* SUPPLIED DATA:
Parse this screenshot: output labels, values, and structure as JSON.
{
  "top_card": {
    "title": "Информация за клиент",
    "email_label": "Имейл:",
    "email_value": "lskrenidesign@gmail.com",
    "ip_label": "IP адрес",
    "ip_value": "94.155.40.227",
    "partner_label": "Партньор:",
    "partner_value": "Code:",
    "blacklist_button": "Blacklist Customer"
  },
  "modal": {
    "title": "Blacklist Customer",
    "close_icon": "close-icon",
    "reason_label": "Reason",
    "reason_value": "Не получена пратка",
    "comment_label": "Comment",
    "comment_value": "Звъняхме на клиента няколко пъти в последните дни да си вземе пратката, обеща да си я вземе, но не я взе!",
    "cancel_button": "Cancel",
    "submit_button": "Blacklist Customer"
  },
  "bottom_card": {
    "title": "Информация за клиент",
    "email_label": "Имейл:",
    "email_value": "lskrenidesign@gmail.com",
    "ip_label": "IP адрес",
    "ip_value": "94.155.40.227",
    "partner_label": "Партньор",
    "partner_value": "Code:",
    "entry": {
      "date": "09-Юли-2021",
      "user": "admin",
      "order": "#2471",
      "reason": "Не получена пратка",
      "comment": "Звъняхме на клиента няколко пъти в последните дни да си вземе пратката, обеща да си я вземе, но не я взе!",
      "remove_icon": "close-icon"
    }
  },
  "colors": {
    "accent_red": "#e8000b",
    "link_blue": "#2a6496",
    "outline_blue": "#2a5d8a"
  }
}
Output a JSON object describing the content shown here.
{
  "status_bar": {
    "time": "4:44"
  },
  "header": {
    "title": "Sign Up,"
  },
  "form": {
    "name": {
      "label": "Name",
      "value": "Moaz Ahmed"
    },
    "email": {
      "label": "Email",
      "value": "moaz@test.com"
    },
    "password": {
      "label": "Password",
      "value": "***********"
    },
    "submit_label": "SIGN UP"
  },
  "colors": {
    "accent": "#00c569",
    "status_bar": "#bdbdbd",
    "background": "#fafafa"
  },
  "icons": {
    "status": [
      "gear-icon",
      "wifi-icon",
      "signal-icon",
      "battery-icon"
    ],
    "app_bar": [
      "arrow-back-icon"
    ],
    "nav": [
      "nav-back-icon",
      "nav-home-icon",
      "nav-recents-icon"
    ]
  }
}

* WHAT THE TASK ASKS:
All of the data above should be transcribed exactly.

* WRITTEN SOLUTION:
Parse this screenshot: output labels, values, and structure as JSON.
{
  "top_card": {
    "title": "Информация за клиент",
    "email_label": "Имейл:",
    "email_value": "lskrenidesign@gmail.com",
    "ip_label": "IP адрес",
    "ip_value": "94.155.40.227",
    "partner_label": "Партньор:",
    "partner_value": "Code:",
    "blacklist_button": "Blacklist Customer"
  },
  "modal": {
    "title": "Blacklist Customer",
    "close_icon": "close-icon",
    "reason_label": "Reason",
    "reason_value": "Не получена пратка",
    "comment_label": "Comment",
    "comment_value": "Звъняхме на клиента няколко пъти в последните дни да си вземе пратката, обеща да си я вземе, но не я взе!",
    "cancel_button": "Cancel",
    "submit_button": "Blacklist Customer"
  },
  "bottom_card": {
    "title": "Информация за клиент",
    "email_label": "Имейл:",
    "email_value": "lskrenidesign@gmail.com",
    "ip_label": "IP адрес",
    "ip_value": "94.155.40.227",
    "partner_label": "Партньор",
    "partner_value": "Code:",
    "entry": {
      "date": "09-Юли-2021",
      "user": "admin",
      "order": "#2471",
      "reason": "Не получена пратка",
      "comment": "Звъняхме на клиента няколко пъти в последните дни да си вземе пратката, обеща да си я вземе, но не я взе!",
      "remove_icon": "close-icon"
    }
  },
  "colors": {
    "accent_red": "#e8000b",
    "link_blue": "#2a6496",
    "outline_blue": "#2a5d8a"
  }
}
Output a JSON object describing the content shown here.
{
  "status_bar": {
    "time": "4:44"
  },
  "header": {
    "title": "Sign Up,"
  },
  "form": {
    "name": {
      "label": "Name",
      "value": "Moaz Ahmed"
    },
    "email": {
      "label": "Email",
      "value": "moaz@test.com"
    },
    "password": {
      "label": "Password",
      "value": "***********"
    },
    "submit_label": "SIGN UP"
  },
  "colors": {
    "accent": "#00c569",
    "status_bar": "#bdbdbd",
    "background": "#fafafa"
  },
  "icons": {
    "status": [
      "gear-icon",
      "wifi-icon",
      "signal-icon",
      "battery-icon"
    ],
    "app_bar": [
      "arrow-back-icon"
    ],
    "nav": [
      "nav-back-icon",
      "nav-home-icon",
      "nav-recents-icon"
    ]
  }
}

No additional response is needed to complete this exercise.